*Records to process*
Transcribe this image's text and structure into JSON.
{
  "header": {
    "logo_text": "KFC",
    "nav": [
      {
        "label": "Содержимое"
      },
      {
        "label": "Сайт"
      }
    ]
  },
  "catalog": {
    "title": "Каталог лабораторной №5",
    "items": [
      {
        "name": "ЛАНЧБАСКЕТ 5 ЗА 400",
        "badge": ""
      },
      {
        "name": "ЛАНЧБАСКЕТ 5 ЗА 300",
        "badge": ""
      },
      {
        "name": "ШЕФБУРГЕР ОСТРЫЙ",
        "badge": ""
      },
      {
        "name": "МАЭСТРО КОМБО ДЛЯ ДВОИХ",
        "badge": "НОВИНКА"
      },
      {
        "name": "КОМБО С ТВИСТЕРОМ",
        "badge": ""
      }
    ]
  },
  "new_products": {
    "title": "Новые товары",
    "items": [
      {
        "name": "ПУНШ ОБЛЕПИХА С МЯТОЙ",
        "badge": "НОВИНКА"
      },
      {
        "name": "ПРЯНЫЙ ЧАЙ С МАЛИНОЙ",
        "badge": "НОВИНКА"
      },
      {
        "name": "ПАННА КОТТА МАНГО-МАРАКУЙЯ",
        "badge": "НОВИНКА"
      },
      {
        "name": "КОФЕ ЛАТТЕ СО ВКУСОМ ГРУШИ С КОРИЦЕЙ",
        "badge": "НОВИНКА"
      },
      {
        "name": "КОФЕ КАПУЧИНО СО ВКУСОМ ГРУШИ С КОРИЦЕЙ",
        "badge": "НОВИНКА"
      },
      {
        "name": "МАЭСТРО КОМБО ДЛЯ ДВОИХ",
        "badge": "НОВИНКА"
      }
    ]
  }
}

*Written problem*
Exactly reproduce every line of the data above.

*Response for this exercise*
Transcribe this image's text and structure into JSON.
{
  "header": {
    "logo_text": "KFC",
    "nav": [
      {
        "label": "Содержимое"
      },
      {
        "label": "Сайт"
      }
    ]
  },
  "catalog": {
    "title": "Каталог лабораторной №5",
    "items": [
      {
        "name": "ЛАНЧБАСКЕТ 5 ЗА 400",
        "badge": ""
      },
      {
        "name": "ЛАНЧБАСКЕТ 5 ЗА 300",
        "badge": ""
      },
      {
        "name": "ШЕФБУРГЕР ОСТРЫЙ",
        "badge": ""
      },
      {
        "name": "МАЭСТРО КОМБО ДЛЯ ДВОИХ",
        "badge": "НОВИНКА"
      },
      {
        "name": "КОМБО С ТВИСТЕРОМ",
        "badge": ""
      }
    ]
  },
  "new_products": {
    "title": "Новые товары",
    "items": [
      {
        "name": "ПУНШ ОБЛЕПИХА С МЯТОЙ",
        "badge": "НОВИНКА"
      },
      {
        "name": "ПРЯНЫЙ ЧАЙ С МАЛИНОЙ",
        "badge": "НОВИНКА"
      },
      {
        "name": "ПАННА КОТТА МАНГО-МАРАКУЙЯ",
        "badge": "НОВИНКА"
      },
      {
        "name": "КОФЕ ЛАТТЕ СО ВКУСОМ ГРУШИ С КОРИЦЕЙ",
        "badge": "НОВИНКА"
      },
      {
        "name": "КОФЕ КАПУЧИНО СО ВКУСОМ ГРУШИ С КОРИЦЕЙ",
        "badge": "НОВИНКА"
      },
      {
        "name": "МАЭСТРО КОМБО ДЛЯ ДВОИХ",
        "badge": "НОВИНКА"
      }
    ]
  }
}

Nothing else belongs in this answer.